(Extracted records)

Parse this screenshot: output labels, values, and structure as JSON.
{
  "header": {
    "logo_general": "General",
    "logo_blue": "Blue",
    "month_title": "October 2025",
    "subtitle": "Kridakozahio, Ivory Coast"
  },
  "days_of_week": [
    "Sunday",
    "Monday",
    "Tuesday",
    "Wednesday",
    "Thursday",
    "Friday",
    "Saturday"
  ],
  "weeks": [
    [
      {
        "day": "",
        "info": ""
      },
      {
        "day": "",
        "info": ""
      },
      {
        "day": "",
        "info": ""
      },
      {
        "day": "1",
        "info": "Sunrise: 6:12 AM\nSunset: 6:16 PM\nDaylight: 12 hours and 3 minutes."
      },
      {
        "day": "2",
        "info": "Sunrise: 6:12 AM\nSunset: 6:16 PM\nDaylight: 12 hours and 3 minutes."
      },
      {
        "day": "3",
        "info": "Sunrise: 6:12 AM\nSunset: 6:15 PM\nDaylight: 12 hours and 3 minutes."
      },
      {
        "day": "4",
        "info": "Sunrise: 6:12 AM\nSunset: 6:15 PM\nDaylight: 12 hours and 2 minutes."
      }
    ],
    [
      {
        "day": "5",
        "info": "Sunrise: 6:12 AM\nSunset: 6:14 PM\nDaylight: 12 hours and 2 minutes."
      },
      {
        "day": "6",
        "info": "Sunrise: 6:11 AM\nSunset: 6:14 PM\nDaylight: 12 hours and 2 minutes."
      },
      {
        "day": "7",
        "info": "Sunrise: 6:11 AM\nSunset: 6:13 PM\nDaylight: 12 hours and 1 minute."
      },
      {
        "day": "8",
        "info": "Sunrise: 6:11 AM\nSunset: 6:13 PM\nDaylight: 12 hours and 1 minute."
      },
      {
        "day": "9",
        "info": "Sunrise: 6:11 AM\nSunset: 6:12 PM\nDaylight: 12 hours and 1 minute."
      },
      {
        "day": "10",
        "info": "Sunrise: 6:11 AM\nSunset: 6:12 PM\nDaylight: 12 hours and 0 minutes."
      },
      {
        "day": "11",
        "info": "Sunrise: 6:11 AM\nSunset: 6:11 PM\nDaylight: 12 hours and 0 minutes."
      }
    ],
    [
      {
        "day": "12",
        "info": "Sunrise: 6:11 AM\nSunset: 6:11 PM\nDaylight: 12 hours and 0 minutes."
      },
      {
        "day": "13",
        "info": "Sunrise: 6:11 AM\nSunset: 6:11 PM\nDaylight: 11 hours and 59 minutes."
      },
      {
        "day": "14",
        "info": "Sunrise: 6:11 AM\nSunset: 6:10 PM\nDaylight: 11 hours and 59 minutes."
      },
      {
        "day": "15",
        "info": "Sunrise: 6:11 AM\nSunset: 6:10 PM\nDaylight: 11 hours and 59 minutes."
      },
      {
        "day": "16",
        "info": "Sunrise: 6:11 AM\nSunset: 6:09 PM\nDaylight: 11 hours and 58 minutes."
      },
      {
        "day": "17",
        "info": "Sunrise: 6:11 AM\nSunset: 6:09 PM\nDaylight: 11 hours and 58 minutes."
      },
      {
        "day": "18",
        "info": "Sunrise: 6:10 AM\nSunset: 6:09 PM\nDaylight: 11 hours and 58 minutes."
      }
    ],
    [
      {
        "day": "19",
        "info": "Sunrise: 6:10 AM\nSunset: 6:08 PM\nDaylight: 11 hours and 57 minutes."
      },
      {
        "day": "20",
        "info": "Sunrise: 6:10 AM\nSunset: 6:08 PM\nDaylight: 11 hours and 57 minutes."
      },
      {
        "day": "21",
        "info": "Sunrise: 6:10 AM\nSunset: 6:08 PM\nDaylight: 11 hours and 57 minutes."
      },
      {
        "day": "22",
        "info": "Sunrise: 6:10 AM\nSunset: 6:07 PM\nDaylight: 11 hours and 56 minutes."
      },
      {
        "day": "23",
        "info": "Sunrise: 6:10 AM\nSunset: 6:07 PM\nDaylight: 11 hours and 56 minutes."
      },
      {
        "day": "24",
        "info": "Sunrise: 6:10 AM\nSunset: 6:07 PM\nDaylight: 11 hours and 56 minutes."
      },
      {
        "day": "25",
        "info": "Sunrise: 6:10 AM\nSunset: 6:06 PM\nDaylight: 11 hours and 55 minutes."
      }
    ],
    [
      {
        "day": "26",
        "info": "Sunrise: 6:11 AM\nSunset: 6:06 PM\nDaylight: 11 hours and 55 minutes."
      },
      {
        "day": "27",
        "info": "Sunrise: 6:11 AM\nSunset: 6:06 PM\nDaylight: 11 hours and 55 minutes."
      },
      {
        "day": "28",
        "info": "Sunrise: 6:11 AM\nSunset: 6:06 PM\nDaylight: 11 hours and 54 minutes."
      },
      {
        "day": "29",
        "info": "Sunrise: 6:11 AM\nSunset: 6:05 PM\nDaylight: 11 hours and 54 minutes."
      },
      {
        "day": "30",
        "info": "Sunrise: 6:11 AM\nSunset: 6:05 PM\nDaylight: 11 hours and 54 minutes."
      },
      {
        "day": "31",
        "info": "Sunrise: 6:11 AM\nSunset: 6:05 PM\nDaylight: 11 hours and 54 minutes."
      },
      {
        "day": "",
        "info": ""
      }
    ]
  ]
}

Work to complete >> Print the whole listing exactly as it is.

Completed exercise >>
Parse this screenshot: output labels, values, and structure as JSON.
{
  "header": {
    "logo_general": "General",
    "logo_blue": "Blue",
    "month_title": "October 2025",
    "subtitle": "Kridakozahio, Ivory Coast"
  },
  "days_of_week": [
    "Sunday",
    "Monday",
    "Tuesday",
    "Wednesday",
    "Thursday",
    "Friday",
    "Saturday"
  ],
  "weeks": [
    [
      {
        "day": "",
        "info": ""
      },
      {
        "day": "",
        "info": ""
      },
      {
        "day": "",
        "info": ""
      },
      {
        "day": "1",
        "info": "Sunrise: 6:12 AM\nSunset: 6:16 PM\nDaylight: 12 hours and 3 minutes."
      },
      {
        "day": "2",
        "info": "Sunrise: 6:12 AM\nSunset: 6:16 PM\nDaylight: 12 hours and 3 minutes."
      },
      {
        "day": "3",
        "info": "Sunrise: 6:12 AM\nSunset: 6:15 PM\nDaylight: 12 hours and 3 minutes."
      },
      {
        "day": "4",
        "info": "Sunrise: 6:12 AM\nSunset: 6:15 PM\nDaylight: 12 hours and 2 minutes."
      }
    ],
    [
      {
        "day": "5",
        "info": "Sunrise: 6:12 AM\nSunset: 6:14 PM\nDaylight: 12 hours and 2 minutes."
      },
      {
        "day": "6",
        "info": "Sunrise: 6:11 AM\nSunset: 6:14 PM\nDaylight: 12 hours and 2 minutes."
      },
      {
        "day": "7",
        "info": "Sunrise: 6:11 AM\nSunset: 6:13 PM\nDaylight: 12 hours and 1 minute."
      },
      {
        "day": "8",
        "info": "Sunrise: 6:11 AM\nSunset: 6:13 PM\nDaylight: 12 hours and 1 minute."
      },
      {
        "day": "9",
        "info": "Sunrise: 6:11 AM\nSunset: 6:12 PM\nDaylight: 12 hours and 1 minute."
      },
      {
        "day": "10",
        "info": "Sunrise: 6:11 AM\nSunset: 6:12 PM\nDaylight: 12 hours and 0 minutes."
      },
      {
        "day": "11",
        "info": "Sunrise: 6:11 AM\nSunset: 6:11 PM\nDaylight: 12 hours and 0 minutes."
      }
    ],
    [
      {
        "day": "12",
        "info": "Sunrise: 6:11 AM\nSunset: 6:11 PM\nDaylight: 12 hours and 0 minutes."
      },
      {
        "day": "13",
        "info": "Sunrise: 6:11 AM\nSunset: 6:11 PM\nDaylight: 11 hours and 59 minutes."
      },
      {
        "day": "14",
        "info": "Sunrise: 6:11 AM\nSunset: 6:10 PM\nDaylight: 11 hours and 59 minutes."
      },
      {
        "day": "15",
        "info": "Sunrise: 6:11 AM\nSunset: 6:10 PM\nDaylight: 11 hours and 59 minutes."
      },
      {
        "day": "16",
        "info": "Sunrise: 6:11 AM\nSunset: 6:09 PM\nDaylight: 11 hours and 58 minutes."
      },
      {
        "day": "17",
        "info": "Sunrise: 6:11 AM\nSunset: 6:09 PM\nDaylight: 11 hours and 58 minutes."
      },
      {
        "day": "18",
        "info": "Sunrise: 6:10 AM\nSunset: 6:09 PM\nDaylight: 11 hours and 58 minutes."
      }
    ],
    [
      {
        "day": "19",
        "info": "Sunrise: 6:10 AM\nSunset: 6:08 PM\nDaylight: 11 hours and 57 minutes."
      },
      {
        "day": "20",
        "info": "Sunrise: 6:10 AM\nSunset: 6:08 PM\nDaylight: 11 hours and 57 minutes."
      },
      {
        "day": "21",
        "info": "Sunrise: 6:10 AM\nSunset: 6:08 PM\nDaylight: 11 hours and 57 minutes."
      },
      {
        "day": "22",
        "info": "Sunrise: 6:10 AM\nSunset: 6:07 PM\nDaylight: 11 hours and 56 minutes."
      },
      {
        "day": "23",
        "info": "Sunrise: 6:10 AM\nSunset: 6:07 PM\nDaylight: 11 hours and 56 minutes."
      },
      {
        "day": "24",
        "info": "Sunrise: 6:10 AM\nSunset: 6:07 PM\nDaylight: 11 hours and 56 minutes."
      },
      {
        "day": "25",
        "info": "Sunrise: 6:10 AM\nSunset: 6:06 PM\nDaylight: 11 hours and 55 minutes."
      }
    ],
    [
      {
        "day": "26",
        "info": "Sunrise: 6:11 AM\nSunset: 6:06 PM\nDaylight: 11 hours and 55 minutes."
      },
      {
        "day": "27",
        "info": "Sunrise: 6:11 AM\nSunset: 6:06 PM\nDaylight: 11 hours and 55 minutes."
      },
      {
        "day": "28",
        "info": "Sunrise: 6:11 AM\nSunset: 6:06 PM\nDaylight: 11 hours and 54 minutes."
      },
      {
        "day": "29",
        "info": "Sunrise: 6:11 AM\nSunset: 6:05 PM\nDaylight: 11 hours and 54 minutes."
      },
      {
        "day": "30",
        "info": "Sunrise: 6:11 AM\nSunset: 6:05 PM\nDaylight: 11 hours and 54 minutes."
      },
      {
        "day": "31",
        "info": "Sunrise: 6:11 AM\nSunset: 6:05 PM\nDaylight: 11 hours and 54 minutes."
      },
      {
        "day": "",
        "info": ""
      }
    ]
  ]
}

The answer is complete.